Dataset records:
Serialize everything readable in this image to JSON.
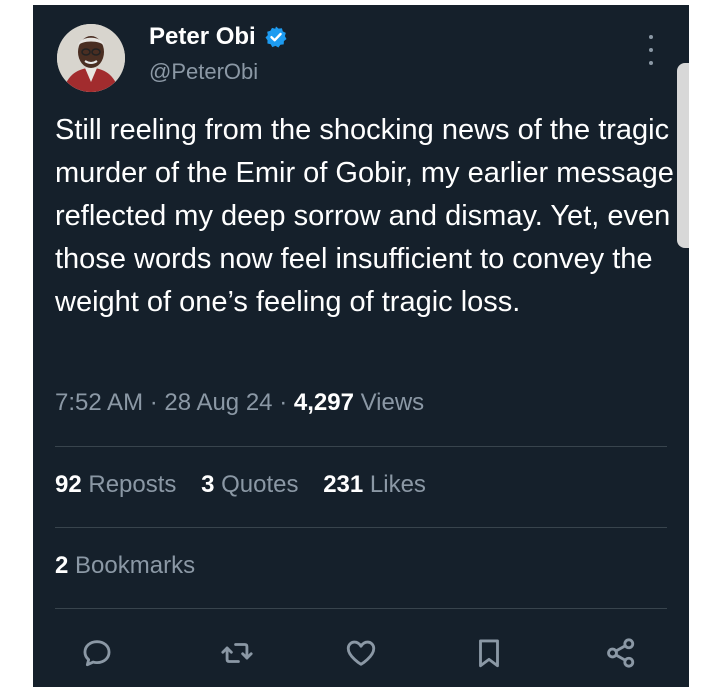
{
  "author": {
    "name": "Peter Obi",
    "handle": "@PeterObi"
  },
  "tweet": {
    "text": "Still reeling from the shocking news of the tragic murder of the Emir of Gobir, my earlier message reflected my deep sorrow and dismay. Yet, even those words now feel insufficient to convey the weight of one’s feeling of tragic loss."
  },
  "meta": {
    "time": "7:52 AM",
    "separator": "·",
    "date": "28 Aug 24",
    "views_count": "4,297",
    "views_label": "Views"
  },
  "stats": {
    "reposts_count": "92",
    "reposts_label": "Reposts",
    "quotes_count": "3",
    "quotes_label": "Quotes",
    "likes_count": "231",
    "likes_label": "Likes",
    "bookmarks_count": "2",
    "bookmarks_label": "Bookmarks"
  },
  "icons": {
    "more": "more-vertical-icon",
    "reply": "reply-icon",
    "repost": "repost-icon",
    "like": "like-icon",
    "bookmark": "bookmark-icon",
    "share": "share-icon"
  },
  "colors": {
    "background": "#15202b",
    "text": "#ffffff",
    "secondary_text": "#8b98a5",
    "verified": "#1d9bf0",
    "divider": "#38444d"
  }
}
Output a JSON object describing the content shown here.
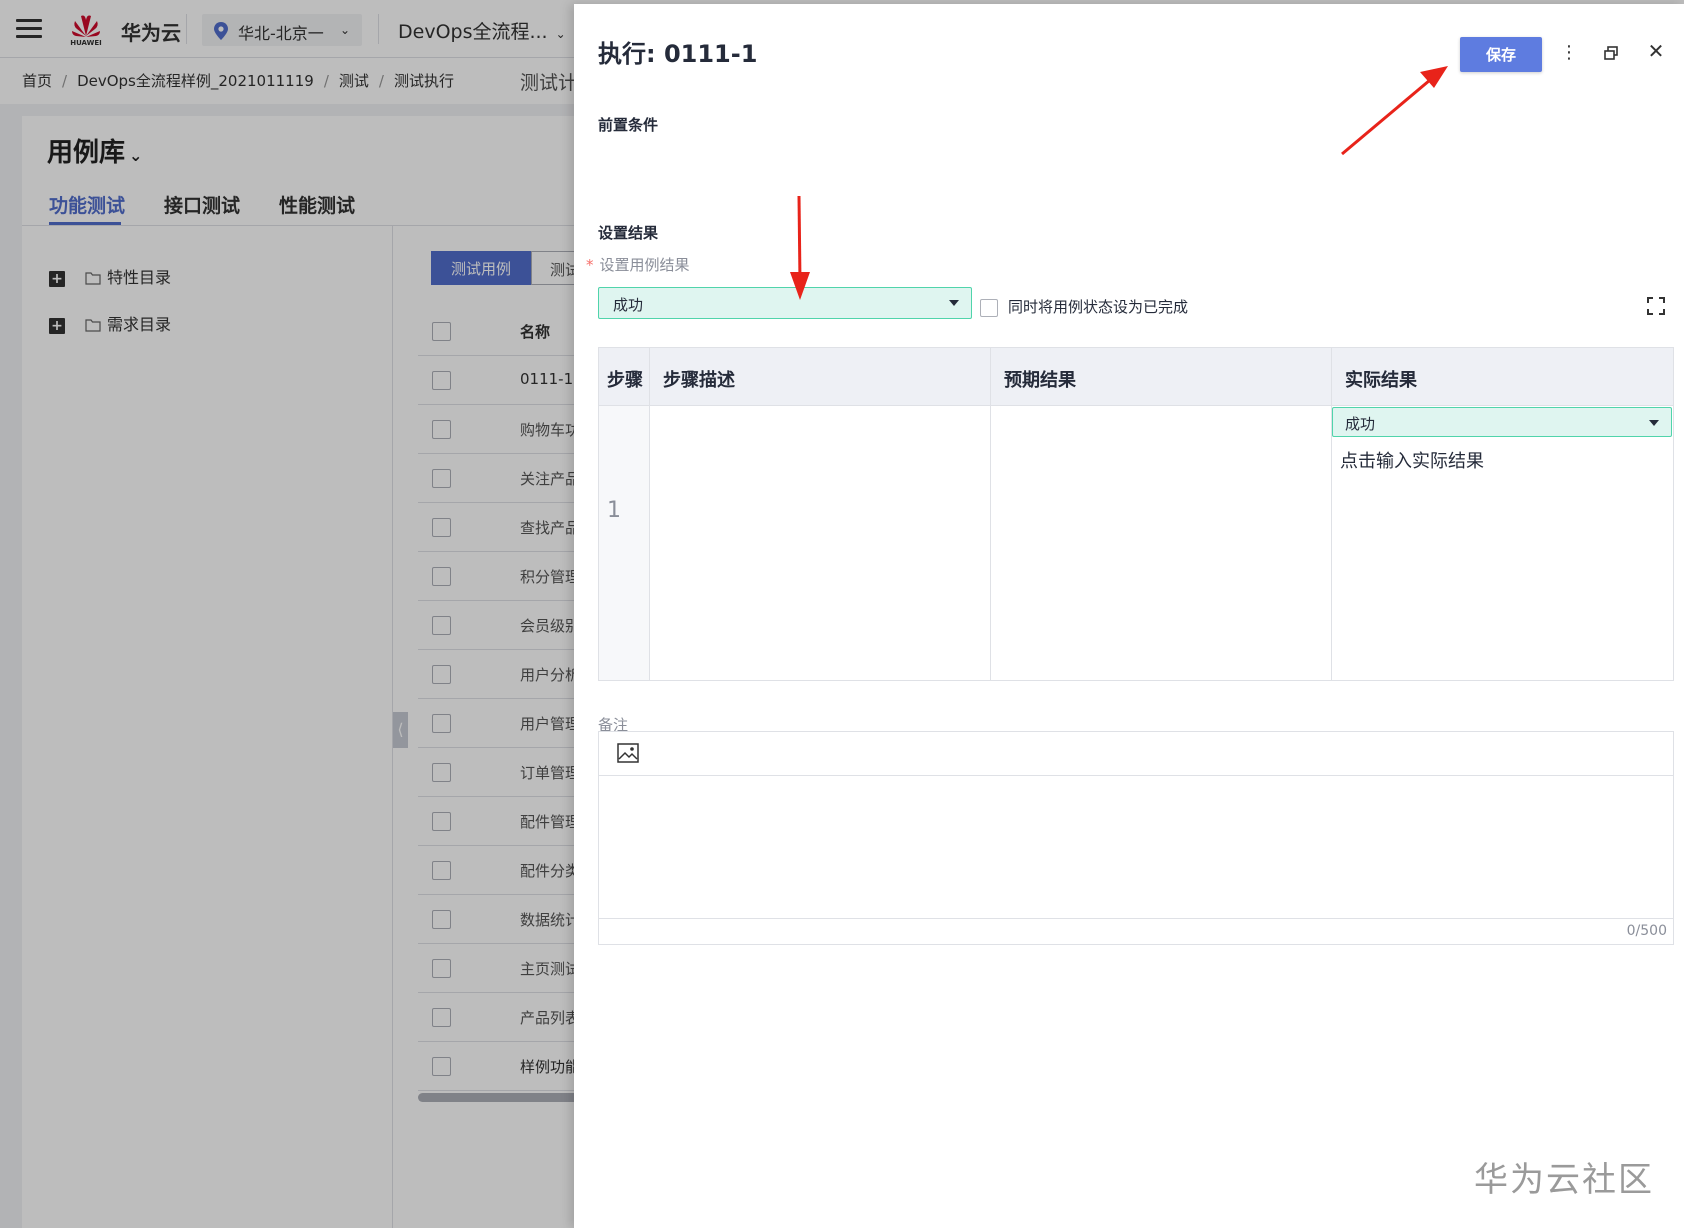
{
  "topbar": {
    "brand": "华为云",
    "logo_text": "HUAWEI",
    "region": "华北-北京一",
    "project": "DevOps全流程..."
  },
  "breadcrumb": {
    "items": [
      "首页",
      "DevOps全流程样例_2021011119",
      "测试",
      "测试执行"
    ],
    "separator": "/",
    "right_text": "测试计"
  },
  "library": {
    "title": "用例库",
    "tabs": [
      {
        "label": "功能测试",
        "active": true
      },
      {
        "label": "接口测试",
        "active": false
      },
      {
        "label": "性能测试",
        "active": false
      }
    ],
    "tree": [
      {
        "label": "特性目录"
      },
      {
        "label": "需求目录"
      }
    ],
    "segments": [
      "测试用例",
      "测试"
    ],
    "table_header": "名称",
    "rows": [
      "0111-1",
      "购物车功",
      "关注产品",
      "查找产品",
      "积分管理",
      "会员级别",
      "用户分析",
      "用户管理",
      "订单管理",
      "配件管理",
      "配件分类",
      "数据统计",
      "主页测试",
      "产品列表",
      "样例功能"
    ]
  },
  "drawer": {
    "title": "执行: 0111-1",
    "save_label": "保存",
    "more_icon": "more-vertical-icon",
    "restore_icon": "window-restore-icon",
    "close_icon": "close-icon",
    "precondition_label": "前置条件",
    "set_result_label": "设置结果",
    "required_label": "设置用例结果",
    "result_value": "成功",
    "mark_complete_label": "同时将用例状态设为已完成",
    "steps": {
      "headers": [
        "步骤",
        "步骤描述",
        "预期结果",
        "实际结果"
      ],
      "rows": [
        {
          "index": "1",
          "description": "",
          "expected": "",
          "actual_status": "成功",
          "actual_placeholder": "点击输入实际结果"
        }
      ]
    },
    "remark_label": "备注",
    "remark_count": "0/500"
  },
  "watermark": "华为云社区",
  "colors": {
    "primary": "#5e7ce0",
    "tab_active": "#526ecc",
    "select_bg": "#dff5f0",
    "select_border": "#50d4ab",
    "annotation_arrow": "#e8231a"
  }
}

Problem to solve: State the count of lines above containing the string "JSON", and add nothing to it.

Output: 2